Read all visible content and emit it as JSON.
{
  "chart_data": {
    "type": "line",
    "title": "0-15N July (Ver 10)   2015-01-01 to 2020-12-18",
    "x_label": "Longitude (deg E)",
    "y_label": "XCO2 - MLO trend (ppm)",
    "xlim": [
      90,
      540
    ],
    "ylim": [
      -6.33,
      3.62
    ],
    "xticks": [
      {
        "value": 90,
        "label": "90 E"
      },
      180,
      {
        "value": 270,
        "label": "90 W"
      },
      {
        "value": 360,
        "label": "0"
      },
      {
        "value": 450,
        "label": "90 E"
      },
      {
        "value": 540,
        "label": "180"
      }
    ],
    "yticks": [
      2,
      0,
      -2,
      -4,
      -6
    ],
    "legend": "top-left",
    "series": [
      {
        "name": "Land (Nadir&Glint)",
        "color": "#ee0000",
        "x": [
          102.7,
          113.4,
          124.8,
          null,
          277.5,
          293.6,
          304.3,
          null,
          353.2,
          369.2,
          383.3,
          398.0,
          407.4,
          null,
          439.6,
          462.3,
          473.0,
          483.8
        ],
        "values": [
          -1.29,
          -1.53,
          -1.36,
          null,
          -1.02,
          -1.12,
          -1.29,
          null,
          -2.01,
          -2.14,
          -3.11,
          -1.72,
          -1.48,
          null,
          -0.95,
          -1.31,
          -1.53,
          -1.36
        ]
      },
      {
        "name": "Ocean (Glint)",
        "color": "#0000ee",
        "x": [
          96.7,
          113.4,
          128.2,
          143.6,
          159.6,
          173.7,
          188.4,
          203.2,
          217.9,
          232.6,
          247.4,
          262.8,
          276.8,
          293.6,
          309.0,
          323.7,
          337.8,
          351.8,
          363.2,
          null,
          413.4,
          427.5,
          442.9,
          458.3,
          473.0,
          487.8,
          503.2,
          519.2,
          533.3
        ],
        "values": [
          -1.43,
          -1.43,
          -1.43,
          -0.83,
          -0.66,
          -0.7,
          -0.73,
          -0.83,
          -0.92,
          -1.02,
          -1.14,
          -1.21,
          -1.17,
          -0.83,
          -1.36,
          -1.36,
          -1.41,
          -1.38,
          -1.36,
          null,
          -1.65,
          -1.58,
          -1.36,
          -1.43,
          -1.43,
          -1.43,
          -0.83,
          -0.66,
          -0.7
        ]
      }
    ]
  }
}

**Directions**
Repeat each entry word for word.

**Reply**
Read all visible content and emit it as JSON.
{
  "chart_data": {
    "type": "line",
    "title": "0-15N July (Ver 10)   2015-01-01 to 2020-12-18",
    "x_label": "Longitude (deg E)",
    "y_label": "XCO2 - MLO trend (ppm)",
    "xlim": [
      90,
      540
    ],
    "ylim": [
      -6.33,
      3.62
    ],
    "xticks": [
      {
        "value": 90,
        "label": "90 E"
      },
      180,
      {
        "value": 270,
        "label": "90 W"
      },
      {
        "value": 360,
        "label": "0"
      },
      {
        "value": 450,
        "label": "90 E"
      },
      {
        "value": 540,
        "label": "180"
      }
    ],
    "yticks": [
      2,
      0,
      -2,
      -4,
      -6
    ],
    "legend": "top-left",
    "series": [
      {
        "name": "Land (Nadir&Glint)",
        "color": "#ee0000",
        "x": [
          102.7,
          113.4,
          124.8,
          null,
          277.5,
          293.6,
          304.3,
          null,
          353.2,
          369.2,
          383.3,
          398.0,
          407.4,
          null,
          439.6,
          462.3,
          473.0,
          483.8
        ],
        "values": [
          -1.29,
          -1.53,
          -1.36,
          null,
          -1.02,
          -1.12,
          -1.29,
          null,
          -2.01,
          -2.14,
          -3.11,
          -1.72,
          -1.48,
          null,
          -0.95,
          -1.31,
          -1.53,
          -1.36
        ]
      },
      {
        "name": "Ocean (Glint)",
        "color": "#0000ee",
        "x": [
          96.7,
          113.4,
          128.2,
          143.6,
          159.6,
          173.7,
          188.4,
          203.2,
          217.9,
          232.6,
          247.4,
          262.8,
          276.8,
          293.6,
          309.0,
          323.7,
          337.8,
          351.8,
          363.2,
          null,
          413.4,
          427.5,
          442.9,
          458.3,
          473.0,
          487.8,
          503.2,
          519.2,
          533.3
        ],
        "values": [
          -1.43,
          -1.43,
          -1.43,
          -0.83,
          -0.66,
          -0.7,
          -0.73,
          -0.83,
          -0.92,
          -1.02,
          -1.14,
          -1.21,
          -1.17,
          -0.83,
          -1.36,
          -1.36,
          -1.41,
          -1.38,
          -1.36,
          null,
          -1.65,
          -1.58,
          -1.36,
          -1.43,
          -1.43,
          -1.43,
          -0.83,
          -0.66,
          -0.7
        ]
      }
    ]
  }
}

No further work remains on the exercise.